[start]
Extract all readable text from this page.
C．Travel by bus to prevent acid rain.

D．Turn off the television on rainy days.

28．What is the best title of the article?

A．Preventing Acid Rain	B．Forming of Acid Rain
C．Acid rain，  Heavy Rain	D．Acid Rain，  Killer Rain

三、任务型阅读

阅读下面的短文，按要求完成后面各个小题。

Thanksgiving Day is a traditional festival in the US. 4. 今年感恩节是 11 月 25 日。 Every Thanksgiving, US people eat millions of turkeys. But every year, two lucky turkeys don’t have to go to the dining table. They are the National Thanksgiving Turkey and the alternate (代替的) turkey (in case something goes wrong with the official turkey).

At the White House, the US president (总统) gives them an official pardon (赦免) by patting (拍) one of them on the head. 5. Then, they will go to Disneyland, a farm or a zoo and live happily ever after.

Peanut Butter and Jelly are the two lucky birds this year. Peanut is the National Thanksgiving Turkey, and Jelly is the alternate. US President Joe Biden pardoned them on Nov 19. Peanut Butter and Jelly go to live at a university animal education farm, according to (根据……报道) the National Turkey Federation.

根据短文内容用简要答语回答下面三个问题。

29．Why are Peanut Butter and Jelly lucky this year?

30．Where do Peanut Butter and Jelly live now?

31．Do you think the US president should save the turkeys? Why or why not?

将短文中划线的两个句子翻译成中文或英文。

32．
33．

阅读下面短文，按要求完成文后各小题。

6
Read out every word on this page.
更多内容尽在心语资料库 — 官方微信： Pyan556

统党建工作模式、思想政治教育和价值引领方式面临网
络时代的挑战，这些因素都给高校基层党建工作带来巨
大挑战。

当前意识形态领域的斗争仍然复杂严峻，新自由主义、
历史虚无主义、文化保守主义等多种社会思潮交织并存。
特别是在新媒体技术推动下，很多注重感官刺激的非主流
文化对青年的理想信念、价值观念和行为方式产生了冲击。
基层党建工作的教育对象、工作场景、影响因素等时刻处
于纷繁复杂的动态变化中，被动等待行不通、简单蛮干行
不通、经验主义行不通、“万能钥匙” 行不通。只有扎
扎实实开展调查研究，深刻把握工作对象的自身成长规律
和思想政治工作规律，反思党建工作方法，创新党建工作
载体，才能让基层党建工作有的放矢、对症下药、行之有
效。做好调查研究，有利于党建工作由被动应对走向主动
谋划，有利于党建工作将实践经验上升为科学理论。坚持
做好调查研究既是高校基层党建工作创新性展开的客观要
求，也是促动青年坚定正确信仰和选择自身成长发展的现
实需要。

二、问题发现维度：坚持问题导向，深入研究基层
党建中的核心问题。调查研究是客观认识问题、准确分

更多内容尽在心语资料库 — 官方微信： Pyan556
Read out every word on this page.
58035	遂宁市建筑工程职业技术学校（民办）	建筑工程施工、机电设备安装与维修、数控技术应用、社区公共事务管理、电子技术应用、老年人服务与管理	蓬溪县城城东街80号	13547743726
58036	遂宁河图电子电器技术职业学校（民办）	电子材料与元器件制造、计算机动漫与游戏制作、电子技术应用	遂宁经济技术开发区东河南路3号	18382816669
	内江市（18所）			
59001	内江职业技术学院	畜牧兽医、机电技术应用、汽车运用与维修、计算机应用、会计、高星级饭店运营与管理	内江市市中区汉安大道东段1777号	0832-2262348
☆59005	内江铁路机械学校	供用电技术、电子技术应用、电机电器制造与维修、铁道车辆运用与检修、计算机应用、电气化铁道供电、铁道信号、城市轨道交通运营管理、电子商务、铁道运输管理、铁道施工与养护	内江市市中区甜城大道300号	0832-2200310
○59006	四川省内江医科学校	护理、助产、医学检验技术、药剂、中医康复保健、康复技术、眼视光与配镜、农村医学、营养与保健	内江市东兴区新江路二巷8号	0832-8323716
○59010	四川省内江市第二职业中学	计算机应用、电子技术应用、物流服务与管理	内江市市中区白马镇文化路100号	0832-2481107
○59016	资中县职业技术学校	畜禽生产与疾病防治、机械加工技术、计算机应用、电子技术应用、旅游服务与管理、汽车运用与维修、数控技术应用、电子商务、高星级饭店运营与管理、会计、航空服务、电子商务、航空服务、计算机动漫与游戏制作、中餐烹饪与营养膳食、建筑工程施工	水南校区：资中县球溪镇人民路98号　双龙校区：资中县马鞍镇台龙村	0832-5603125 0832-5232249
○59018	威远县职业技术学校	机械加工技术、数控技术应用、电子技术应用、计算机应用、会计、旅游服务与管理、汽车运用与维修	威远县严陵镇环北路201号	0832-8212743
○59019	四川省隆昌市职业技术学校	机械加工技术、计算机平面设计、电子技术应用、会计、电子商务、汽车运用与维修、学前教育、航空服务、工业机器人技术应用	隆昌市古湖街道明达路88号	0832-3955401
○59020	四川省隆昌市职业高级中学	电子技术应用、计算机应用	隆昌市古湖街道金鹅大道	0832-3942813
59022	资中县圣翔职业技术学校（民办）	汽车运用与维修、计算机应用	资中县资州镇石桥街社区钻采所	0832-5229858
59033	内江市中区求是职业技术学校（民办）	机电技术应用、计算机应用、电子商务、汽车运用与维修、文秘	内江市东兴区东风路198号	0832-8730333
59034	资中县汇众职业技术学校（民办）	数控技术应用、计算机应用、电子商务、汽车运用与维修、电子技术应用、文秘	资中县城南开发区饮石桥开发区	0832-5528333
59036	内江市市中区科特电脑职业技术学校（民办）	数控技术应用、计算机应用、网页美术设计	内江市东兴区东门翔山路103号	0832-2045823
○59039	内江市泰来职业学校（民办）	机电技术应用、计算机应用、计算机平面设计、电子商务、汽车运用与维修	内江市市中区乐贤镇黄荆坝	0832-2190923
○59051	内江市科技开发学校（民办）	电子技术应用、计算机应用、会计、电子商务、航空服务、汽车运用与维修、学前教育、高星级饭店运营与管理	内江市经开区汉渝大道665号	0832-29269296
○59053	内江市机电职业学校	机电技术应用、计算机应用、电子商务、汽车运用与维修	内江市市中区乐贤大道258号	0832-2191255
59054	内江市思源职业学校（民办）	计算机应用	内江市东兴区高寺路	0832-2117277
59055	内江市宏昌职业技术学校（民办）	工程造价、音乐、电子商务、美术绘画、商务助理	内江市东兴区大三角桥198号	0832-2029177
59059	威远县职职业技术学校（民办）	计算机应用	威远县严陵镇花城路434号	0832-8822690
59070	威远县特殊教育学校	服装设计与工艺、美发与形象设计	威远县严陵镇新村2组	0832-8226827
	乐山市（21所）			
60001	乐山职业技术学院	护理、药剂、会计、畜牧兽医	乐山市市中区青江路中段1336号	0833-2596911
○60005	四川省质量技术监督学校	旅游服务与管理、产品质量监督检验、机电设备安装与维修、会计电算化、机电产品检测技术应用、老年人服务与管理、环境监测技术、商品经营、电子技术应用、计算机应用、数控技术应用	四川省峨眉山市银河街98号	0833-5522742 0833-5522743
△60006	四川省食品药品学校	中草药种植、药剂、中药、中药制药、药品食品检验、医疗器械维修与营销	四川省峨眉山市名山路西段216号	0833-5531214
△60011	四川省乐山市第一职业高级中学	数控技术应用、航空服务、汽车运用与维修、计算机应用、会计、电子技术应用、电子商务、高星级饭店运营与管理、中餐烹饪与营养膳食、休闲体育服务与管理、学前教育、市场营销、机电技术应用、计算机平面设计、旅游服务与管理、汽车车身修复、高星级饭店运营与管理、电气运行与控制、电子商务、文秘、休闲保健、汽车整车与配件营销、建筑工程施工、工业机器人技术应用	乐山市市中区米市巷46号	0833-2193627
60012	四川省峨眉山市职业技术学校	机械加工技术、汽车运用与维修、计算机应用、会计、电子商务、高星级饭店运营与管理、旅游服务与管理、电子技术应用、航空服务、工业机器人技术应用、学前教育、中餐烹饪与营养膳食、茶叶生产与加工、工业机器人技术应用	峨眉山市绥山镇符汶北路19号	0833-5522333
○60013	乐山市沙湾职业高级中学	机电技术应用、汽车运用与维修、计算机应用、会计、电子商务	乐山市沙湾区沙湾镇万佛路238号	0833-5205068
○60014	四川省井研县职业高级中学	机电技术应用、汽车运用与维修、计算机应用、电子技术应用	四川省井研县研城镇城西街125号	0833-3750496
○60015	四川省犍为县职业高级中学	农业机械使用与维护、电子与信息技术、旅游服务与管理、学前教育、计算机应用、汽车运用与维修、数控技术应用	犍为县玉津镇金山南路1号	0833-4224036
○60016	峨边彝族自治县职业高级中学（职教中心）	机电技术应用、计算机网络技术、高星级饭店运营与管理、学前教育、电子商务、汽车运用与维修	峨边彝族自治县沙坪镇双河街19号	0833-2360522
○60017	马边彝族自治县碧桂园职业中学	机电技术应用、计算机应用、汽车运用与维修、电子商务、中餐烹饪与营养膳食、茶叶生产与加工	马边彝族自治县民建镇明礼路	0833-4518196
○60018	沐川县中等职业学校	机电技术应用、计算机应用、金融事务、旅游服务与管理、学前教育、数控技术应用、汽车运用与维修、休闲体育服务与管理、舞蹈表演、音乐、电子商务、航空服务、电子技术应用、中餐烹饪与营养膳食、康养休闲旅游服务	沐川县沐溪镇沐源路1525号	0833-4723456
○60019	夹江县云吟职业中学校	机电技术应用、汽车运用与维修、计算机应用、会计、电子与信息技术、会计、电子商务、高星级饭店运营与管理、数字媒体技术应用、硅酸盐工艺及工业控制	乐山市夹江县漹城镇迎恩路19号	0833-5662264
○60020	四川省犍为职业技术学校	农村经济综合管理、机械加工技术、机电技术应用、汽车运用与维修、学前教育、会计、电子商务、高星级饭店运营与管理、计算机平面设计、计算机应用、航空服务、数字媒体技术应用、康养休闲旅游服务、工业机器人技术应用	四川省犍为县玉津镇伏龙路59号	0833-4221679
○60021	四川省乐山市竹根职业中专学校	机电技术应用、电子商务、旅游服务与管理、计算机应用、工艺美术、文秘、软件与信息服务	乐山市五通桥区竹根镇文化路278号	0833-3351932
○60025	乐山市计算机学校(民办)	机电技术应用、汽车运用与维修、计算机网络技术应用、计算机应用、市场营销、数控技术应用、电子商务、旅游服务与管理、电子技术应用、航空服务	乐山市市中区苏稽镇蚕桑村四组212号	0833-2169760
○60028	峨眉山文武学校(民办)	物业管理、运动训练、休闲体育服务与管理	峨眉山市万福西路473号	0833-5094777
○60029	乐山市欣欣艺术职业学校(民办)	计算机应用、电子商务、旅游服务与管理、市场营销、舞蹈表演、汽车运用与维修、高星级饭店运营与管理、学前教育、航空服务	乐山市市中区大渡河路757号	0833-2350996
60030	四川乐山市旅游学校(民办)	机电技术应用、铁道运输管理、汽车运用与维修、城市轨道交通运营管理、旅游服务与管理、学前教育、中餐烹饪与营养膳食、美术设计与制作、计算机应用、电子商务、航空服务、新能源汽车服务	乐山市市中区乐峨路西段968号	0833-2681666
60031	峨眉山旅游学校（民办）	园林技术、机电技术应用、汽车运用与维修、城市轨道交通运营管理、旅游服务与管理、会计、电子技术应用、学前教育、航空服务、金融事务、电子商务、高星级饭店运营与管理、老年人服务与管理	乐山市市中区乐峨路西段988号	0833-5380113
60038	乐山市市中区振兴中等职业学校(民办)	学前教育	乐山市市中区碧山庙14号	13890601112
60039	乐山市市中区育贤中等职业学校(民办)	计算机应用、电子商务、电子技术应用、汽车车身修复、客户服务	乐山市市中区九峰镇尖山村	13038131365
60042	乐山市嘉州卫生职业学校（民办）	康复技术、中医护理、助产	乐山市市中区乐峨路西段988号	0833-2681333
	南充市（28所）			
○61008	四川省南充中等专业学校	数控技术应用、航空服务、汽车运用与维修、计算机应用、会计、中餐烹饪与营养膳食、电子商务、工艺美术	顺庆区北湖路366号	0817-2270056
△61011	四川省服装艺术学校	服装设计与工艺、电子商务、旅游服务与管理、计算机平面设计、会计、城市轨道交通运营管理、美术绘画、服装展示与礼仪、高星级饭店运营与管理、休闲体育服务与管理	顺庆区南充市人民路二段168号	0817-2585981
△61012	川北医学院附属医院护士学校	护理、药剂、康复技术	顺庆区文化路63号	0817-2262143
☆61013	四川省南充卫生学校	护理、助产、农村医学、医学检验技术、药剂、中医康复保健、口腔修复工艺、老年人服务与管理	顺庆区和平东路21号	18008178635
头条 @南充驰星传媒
[end]
→ **Aim of the task**
Only the number is wanted: how many lines in the entries above contain the string "市场营销"?

→ **Written response**
3